Exercise details: Copy, from the entries below, each line in which the string "color" appears.

[Stored data entries]
----
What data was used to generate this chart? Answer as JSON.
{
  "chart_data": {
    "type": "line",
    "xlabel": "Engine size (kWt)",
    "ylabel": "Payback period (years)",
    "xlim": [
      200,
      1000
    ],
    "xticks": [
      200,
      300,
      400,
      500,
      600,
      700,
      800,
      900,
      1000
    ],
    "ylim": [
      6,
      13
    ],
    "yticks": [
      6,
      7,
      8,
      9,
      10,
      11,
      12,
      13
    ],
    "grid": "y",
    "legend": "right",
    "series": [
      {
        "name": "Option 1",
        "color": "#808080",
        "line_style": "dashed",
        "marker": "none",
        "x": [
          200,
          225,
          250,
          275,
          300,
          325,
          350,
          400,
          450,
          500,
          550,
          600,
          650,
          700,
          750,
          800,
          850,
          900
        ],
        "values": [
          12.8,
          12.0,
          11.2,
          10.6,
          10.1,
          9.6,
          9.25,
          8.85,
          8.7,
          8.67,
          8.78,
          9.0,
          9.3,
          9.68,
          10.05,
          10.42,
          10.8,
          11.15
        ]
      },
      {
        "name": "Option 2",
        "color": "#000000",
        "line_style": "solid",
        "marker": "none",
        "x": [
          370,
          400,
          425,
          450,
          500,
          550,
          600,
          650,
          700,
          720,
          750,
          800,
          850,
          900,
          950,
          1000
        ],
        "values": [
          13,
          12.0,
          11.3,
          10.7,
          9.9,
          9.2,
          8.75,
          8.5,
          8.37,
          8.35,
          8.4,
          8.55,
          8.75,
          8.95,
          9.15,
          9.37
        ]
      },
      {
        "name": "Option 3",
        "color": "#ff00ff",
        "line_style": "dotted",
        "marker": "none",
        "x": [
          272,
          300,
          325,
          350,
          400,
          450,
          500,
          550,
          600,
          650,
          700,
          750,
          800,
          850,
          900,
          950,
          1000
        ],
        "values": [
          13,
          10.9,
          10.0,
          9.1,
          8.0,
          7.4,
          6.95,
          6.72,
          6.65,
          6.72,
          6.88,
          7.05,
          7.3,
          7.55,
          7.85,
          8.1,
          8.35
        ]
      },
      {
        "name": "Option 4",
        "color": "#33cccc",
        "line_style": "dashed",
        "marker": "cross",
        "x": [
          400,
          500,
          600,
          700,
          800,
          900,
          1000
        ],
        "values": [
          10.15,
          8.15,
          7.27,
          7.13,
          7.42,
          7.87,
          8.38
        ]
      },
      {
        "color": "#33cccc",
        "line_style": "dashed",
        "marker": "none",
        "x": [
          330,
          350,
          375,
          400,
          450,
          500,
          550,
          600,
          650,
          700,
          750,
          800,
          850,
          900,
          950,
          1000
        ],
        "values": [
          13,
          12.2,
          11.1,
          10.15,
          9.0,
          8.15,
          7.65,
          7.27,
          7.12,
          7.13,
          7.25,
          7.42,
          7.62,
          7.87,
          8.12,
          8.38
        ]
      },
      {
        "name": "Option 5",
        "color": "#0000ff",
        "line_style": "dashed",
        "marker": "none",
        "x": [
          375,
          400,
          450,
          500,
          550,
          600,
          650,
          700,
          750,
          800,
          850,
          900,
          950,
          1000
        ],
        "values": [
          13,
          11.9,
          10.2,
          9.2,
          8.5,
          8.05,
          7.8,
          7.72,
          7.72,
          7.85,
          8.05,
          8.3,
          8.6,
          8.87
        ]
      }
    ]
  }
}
----
Finished task:
        "color": "#808080",
        "color": "#000000",
        "color": "#ff00ff",
        "color": "#33cccc",
        "color": "#33cccc",
        "color": "#0000ff",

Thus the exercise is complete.